WHAT IS ASKED: Copy these lines from the items word for word, starting at the first line of the items and ending with the line that contains "theme-field[interactable]: Theme Cyan".

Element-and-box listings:
================

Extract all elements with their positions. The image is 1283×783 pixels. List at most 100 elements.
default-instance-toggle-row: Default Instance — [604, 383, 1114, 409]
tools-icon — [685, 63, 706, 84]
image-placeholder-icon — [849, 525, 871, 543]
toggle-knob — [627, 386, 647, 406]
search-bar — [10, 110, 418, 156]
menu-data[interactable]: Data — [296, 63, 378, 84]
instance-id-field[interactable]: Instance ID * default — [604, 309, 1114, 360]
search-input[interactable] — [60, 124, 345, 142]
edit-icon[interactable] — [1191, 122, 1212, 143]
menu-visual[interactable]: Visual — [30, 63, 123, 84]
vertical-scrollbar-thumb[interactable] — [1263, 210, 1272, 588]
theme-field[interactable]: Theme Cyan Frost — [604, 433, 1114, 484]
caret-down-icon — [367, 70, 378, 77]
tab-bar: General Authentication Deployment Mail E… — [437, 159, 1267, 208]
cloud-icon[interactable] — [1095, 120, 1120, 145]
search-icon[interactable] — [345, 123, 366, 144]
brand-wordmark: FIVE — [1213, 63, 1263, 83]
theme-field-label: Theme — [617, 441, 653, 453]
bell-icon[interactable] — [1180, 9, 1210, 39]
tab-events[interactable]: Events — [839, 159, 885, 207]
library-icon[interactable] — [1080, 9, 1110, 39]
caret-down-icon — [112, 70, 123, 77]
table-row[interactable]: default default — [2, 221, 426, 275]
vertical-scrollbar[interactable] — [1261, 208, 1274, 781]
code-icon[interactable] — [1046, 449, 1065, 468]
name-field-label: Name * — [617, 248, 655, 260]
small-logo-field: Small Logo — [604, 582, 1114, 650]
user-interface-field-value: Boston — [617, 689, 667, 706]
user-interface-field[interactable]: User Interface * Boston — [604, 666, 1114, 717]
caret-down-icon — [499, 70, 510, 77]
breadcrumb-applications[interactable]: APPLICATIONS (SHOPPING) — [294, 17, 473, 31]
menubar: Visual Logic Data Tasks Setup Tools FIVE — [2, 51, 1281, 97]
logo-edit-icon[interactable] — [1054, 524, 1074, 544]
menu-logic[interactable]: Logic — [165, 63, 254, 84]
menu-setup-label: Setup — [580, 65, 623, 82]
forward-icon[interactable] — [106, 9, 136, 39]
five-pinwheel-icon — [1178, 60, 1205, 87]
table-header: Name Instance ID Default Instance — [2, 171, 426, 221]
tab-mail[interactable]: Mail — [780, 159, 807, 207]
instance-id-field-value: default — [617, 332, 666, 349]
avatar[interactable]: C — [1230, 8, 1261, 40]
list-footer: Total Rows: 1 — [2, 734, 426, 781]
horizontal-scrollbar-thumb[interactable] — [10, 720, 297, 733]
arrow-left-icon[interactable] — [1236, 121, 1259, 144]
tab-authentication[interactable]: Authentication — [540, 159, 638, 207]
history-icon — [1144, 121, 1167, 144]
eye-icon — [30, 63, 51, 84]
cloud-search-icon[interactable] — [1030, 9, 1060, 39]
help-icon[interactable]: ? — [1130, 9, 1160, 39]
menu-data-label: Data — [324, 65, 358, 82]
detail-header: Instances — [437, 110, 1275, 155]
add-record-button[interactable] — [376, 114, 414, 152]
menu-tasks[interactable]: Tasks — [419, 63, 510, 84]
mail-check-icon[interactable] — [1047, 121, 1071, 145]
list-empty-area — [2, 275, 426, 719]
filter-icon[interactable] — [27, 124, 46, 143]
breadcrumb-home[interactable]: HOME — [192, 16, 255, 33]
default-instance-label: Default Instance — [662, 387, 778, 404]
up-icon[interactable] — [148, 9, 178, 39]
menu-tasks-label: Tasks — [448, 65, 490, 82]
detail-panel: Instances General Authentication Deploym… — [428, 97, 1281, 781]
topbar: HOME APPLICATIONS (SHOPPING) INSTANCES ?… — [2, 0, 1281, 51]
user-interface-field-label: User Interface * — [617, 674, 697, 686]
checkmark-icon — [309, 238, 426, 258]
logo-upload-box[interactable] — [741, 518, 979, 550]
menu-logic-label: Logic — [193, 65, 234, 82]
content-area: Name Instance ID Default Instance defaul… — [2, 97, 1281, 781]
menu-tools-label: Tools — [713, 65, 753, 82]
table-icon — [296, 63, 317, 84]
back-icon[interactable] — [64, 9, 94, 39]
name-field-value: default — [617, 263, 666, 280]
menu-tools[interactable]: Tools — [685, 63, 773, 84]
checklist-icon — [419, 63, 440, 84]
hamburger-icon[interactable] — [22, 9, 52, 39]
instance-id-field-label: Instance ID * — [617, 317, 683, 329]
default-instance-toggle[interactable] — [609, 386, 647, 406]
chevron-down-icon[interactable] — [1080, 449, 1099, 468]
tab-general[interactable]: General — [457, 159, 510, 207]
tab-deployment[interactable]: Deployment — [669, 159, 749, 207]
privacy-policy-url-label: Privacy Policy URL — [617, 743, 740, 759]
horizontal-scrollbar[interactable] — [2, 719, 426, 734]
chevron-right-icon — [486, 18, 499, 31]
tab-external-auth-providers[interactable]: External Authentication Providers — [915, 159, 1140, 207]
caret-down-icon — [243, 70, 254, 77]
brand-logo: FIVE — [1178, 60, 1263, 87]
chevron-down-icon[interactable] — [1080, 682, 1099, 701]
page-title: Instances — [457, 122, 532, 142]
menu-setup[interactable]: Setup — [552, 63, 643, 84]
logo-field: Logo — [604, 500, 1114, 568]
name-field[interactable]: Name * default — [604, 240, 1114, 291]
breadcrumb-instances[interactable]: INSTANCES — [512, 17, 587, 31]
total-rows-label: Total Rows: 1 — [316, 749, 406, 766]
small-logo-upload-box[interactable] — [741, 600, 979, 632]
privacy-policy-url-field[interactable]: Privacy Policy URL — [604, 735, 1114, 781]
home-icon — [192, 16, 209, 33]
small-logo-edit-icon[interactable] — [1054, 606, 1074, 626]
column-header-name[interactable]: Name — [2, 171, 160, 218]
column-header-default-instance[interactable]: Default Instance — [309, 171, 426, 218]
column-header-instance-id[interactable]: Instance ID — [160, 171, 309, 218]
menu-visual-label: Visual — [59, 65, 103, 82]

================

FULL ANSWER:
Extract all elements with their positions. The image is 1283×783 pixels. List at most 100 elements.
default-instance-toggle-row: Default Instance — [604, 383, 1114, 409]
tools-icon — [685, 63, 706, 84]
image-placeholder-icon — [849, 525, 871, 543]
toggle-knob — [627, 386, 647, 406]
search-bar — [10, 110, 418, 156]
menu-data[interactable]: Data — [296, 63, 378, 84]
instance-id-field[interactable]: Instance ID * default — [604, 309, 1114, 360]
search-input[interactable] — [60, 124, 345, 142]
edit-icon[interactable] — [1191, 122, 1212, 143]
menu-visual[interactable]: Visual — [30, 63, 123, 84]
vertical-scrollbar-thumb[interactable] — [1263, 210, 1272, 588]
theme-field[interactable]: Theme Cyan Frost — [604, 433, 1114, 484]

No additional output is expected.